Exactly as written, print each record in the listing.

◆ ◆ ◆ ◆ ◆ ◆ ◆

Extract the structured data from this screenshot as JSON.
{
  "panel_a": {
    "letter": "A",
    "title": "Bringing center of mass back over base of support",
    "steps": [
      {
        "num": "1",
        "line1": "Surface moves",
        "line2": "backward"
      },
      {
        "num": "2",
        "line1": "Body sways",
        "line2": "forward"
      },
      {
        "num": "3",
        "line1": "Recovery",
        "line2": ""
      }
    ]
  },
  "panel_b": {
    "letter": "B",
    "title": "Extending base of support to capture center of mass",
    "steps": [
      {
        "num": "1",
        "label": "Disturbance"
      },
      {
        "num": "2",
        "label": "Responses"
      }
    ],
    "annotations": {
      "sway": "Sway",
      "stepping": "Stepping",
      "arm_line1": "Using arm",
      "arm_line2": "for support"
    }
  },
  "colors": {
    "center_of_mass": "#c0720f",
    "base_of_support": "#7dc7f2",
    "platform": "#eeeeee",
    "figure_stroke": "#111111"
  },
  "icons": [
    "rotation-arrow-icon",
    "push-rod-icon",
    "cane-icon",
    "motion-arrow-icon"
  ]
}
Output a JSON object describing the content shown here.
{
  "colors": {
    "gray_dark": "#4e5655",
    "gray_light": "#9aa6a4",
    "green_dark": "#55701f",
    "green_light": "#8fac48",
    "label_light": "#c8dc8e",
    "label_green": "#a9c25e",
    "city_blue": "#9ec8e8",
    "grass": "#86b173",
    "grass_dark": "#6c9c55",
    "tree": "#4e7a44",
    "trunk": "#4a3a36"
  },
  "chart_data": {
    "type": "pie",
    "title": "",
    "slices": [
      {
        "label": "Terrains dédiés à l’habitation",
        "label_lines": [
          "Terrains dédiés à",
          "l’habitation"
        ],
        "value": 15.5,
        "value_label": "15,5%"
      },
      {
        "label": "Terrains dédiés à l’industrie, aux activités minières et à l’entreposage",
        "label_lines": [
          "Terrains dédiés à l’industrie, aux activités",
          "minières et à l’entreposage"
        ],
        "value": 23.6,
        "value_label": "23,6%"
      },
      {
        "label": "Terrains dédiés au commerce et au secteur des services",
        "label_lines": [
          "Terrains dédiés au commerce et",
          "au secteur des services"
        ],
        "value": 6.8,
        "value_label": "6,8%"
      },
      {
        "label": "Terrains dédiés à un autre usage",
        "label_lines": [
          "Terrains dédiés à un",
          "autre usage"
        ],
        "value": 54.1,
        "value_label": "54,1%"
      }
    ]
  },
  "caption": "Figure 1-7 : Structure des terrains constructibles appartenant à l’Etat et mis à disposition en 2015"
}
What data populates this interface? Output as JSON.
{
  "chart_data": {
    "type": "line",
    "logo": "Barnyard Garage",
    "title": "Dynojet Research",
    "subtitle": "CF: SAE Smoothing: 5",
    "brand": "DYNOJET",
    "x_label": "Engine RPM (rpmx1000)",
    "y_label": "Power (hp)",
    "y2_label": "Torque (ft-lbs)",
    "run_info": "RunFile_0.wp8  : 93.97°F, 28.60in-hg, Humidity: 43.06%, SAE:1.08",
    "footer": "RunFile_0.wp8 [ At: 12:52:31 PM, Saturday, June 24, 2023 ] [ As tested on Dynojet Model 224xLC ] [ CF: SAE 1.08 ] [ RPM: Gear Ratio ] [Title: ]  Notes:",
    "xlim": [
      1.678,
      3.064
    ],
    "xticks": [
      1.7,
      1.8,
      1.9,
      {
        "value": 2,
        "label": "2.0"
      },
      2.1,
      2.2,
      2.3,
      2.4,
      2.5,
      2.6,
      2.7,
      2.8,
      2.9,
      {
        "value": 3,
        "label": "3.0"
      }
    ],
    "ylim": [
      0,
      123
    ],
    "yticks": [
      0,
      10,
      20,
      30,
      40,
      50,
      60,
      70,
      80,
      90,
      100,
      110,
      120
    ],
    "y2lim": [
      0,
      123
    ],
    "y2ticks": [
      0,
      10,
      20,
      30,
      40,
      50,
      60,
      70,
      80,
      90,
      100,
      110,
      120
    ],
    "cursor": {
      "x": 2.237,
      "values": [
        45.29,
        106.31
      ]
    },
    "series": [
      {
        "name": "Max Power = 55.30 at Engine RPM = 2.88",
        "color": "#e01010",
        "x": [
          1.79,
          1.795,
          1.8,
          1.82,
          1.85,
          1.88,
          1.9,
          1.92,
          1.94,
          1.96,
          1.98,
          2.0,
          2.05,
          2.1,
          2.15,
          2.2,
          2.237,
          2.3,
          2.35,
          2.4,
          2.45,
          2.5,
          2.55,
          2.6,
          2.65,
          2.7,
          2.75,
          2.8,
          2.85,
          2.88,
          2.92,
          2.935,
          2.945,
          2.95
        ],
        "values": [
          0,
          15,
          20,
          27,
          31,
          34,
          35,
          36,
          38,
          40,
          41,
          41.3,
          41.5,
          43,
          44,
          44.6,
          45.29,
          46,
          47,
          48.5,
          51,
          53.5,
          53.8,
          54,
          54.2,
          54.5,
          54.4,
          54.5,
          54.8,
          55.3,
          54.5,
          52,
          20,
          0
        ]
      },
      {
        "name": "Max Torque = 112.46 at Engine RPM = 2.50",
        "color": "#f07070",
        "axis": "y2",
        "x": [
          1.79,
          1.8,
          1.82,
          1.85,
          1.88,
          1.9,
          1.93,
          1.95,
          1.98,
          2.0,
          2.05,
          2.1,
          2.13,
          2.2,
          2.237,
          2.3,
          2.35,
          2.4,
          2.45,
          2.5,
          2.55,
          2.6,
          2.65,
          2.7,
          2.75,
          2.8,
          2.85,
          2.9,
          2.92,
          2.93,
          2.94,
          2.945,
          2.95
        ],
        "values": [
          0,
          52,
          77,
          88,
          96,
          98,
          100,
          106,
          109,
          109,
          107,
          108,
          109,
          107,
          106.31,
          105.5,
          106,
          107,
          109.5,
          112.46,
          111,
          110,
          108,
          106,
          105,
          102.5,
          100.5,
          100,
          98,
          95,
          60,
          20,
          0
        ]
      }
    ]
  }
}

◆ ◆ ◆ ◆ ◆ ◆ ◆

**Solution for this task**
Extract the structured data from this screenshot as JSON.
{
  "panel_a": {
    "letter": "A",
    "title": "Bringing center of mass back over base of support",
    "steps": [
      {
        "num": "1",
        "line1": "Surface moves",
        "line2": "backward"
      },
      {
        "num": "2",
        "line1": "Body sways",
        "line2": "forward"
      },
      {
        "num": "3",
        "line1": "Recovery",
        "line2": ""
      }
    ]
  },
  "panel_b": {
    "letter": "B",
    "title": "Extending base of support to capture center of mass",
    "steps": [
      {
        "num": "1",
        "label": "Disturbance"
      },
      {
        "num": "2",
        "label": "Responses"
      }
    ],
    "annotations": {
      "sway": "Sway",
      "stepping": "Stepping",
      "arm_line1": "Using arm",
      "arm_line2": "for support"
    }
  },
  "colors": {
    "center_of_mass": "#c0720f",
    "base_of_support": "#7dc7f2",
    "platform": "#eeeeee",
    "figure_stroke": "#111111"
  },
  "icons": [
    "rotation-arrow-icon",
    "push-rod-icon",
    "cane-icon",
    "motion-arrow-icon"
  ]
}
Output a JSON object describing the content shown here.
{
  "colors": {
    "gray_dark": "#4e5655",
    "gray_light": "#9aa6a4",
    "green_dark": "#55701f",
    "green_light": "#8fac48",
    "label_light": "#c8dc8e",
    "label_green": "#a9c25e",
    "city_blue": "#9ec8e8",
    "grass": "#86b173",
    "grass_dark": "#6c9c55",
    "tree": "#4e7a44",
    "trunk": "#4a3a36"
  },
  "chart_data": {
    "type": "pie",
    "title": "",
    "slices": [
      {
        "label": "Terrains dédiés à l’habitation",
        "label_lines": [
          "Terrains dédiés à",
          "l’habitation"
        ],
        "value": 15.5,
        "value_label": "15,5%"
      },
      {
        "label": "Terrains dédiés à l’industrie, aux activités minières et à l’entreposage",
        "label_lines": [
          "Terrains dédiés à l’industrie, aux activités",
          "minières et à l’entreposage"
        ],
        "value": 23.6,
        "value_label": "23,6%"
      },
      {
        "label": "Terrains dédiés au commerce et au secteur des services",
        "label_lines": [
          "Terrains dédiés au commerce et",
          "au secteur des services"
        ],
        "value": 6.8,
        "value_label": "6,8%"
      },
      {
        "label": "Terrains dédiés à un autre usage",
        "label_lines": [
          "Terrains dédiés à un",
          "autre usage"
        ],
        "value": 54.1,
        "value_label": "54,1%"
      }
    ]
  },
  "caption": "Figure 1-7 : Structure des terrains constructibles appartenant à l’Etat et mis à disposition en 2015"
}
What data populates this interface? Output as JSON.
{
  "chart_data": {
    "type": "line",
    "logo": "Barnyard Garage",
    "title": "Dynojet Research",
    "subtitle": "CF: SAE Smoothing: 5",
    "brand": "DYNOJET",
    "x_label": "Engine RPM (rpmx1000)",
    "y_label": "Power (hp)",
    "y2_label": "Torque (ft-lbs)",
    "run_info": "RunFile_0.wp8  : 93.97°F, 28.60in-hg, Humidity: 43.06%, SAE:1.08",
    "footer": "RunFile_0.wp8 [ At: 12:52:31 PM, Saturday, June 24, 2023 ] [ As tested on Dynojet Model 224xLC ] [ CF: SAE 1.08 ] [ RPM: Gear Ratio ] [Title: ]  Notes:",
    "xlim": [
      1.678,
      3.064
    ],
    "xticks": [
      1.7,
      1.8,
      1.9,
      {
        "value": 2,
        "label": "2.0"
      },
      2.1,
      2.2,
      2.3,
      2.4,
      2.5,
      2.6,
      2.7,
      2.8,
      2.9,
      {
        "value": 3,
        "label": "3.0"
      }
    ],
    "ylim": [
      0,
      123
    ],
    "yticks": [
      0,
      10,
      20,
      30,
      40,
      50,
      60,
      70,
      80,
      90,
      100,
      110,
      120
    ],
    "y2lim": [
      0,
      123
    ],
    "y2ticks": [
      0,
      10,
      20,
      30,
      40,
      50,
      60,
      70,
      80,
      90,
      100,
      110,
      120
    ],
    "cursor": {
      "x": 2.237,
      "values": [
        45.29,
        106.31
      ]
    },
    "series": [
      {
        "name": "Max Power = 55.30 at Engine RPM = 2.88",
        "color": "#e01010",
        "x": [
          1.79,
          1.795,
          1.8,
          1.82,
          1.85,
          1.88,
          1.9,
          1.92,
          1.94,
          1.96,
          1.98,
          2.0,
          2.05,
          2.1,
          2.15,
          2.2,
          2.237,
          2.3,
          2.35,
          2.4,
          2.45,
          2.5,
          2.55,
          2.6,
          2.65,
          2.7,
          2.75,
          2.8,
          2.85,
          2.88,
          2.92,
          2.935,
          2.945,
          2.95
        ],
        "values": [
          0,
          15,
          20,
          27,
          31,
          34,
          35,
          36,
          38,
          40,
          41,
          41.3,
          41.5,
          43,
          44,
          44.6,
          45.29,
          46,
          47,
          48.5,
          51,
          53.5,
          53.8,
          54,
          54.2,
          54.5,
          54.4,
          54.5,
          54.8,
          55.3,
          54.5,
          52,
          20,
          0
        ]
      },
      {
        "name": "Max Torque = 112.46 at Engine RPM = 2.50",
        "color": "#f07070",
        "axis": "y2",
        "x": [
          1.79,
          1.8,
          1.82,
          1.85,
          1.88,
          1.9,
          1.93,
          1.95,
          1.98,
          2.0,
          2.05,
          2.1,
          2.13,
          2.2,
          2.237,
          2.3,
          2.35,
          2.4,
          2.45,
          2.5,
          2.55,
          2.6,
          2.65,
          2.7,
          2.75,
          2.8,
          2.85,
          2.9,
          2.92,
          2.93,
          2.94,
          2.945,
          2.95
        ],
        "values": [
          0,
          52,
          77,
          88,
          96,
          98,
          100,
          106,
          109,
          109,
          107,
          108,
          109,
          107,
          106.31,
          105.5,
          106,
          107,
          109.5,
          112.46,
          111,
          110,
          108,
          106,
          105,
          102.5,
          100.5,
          100,
          98,
          95,
          60,
          20,
          0
        ]
      }
    ]
  }
}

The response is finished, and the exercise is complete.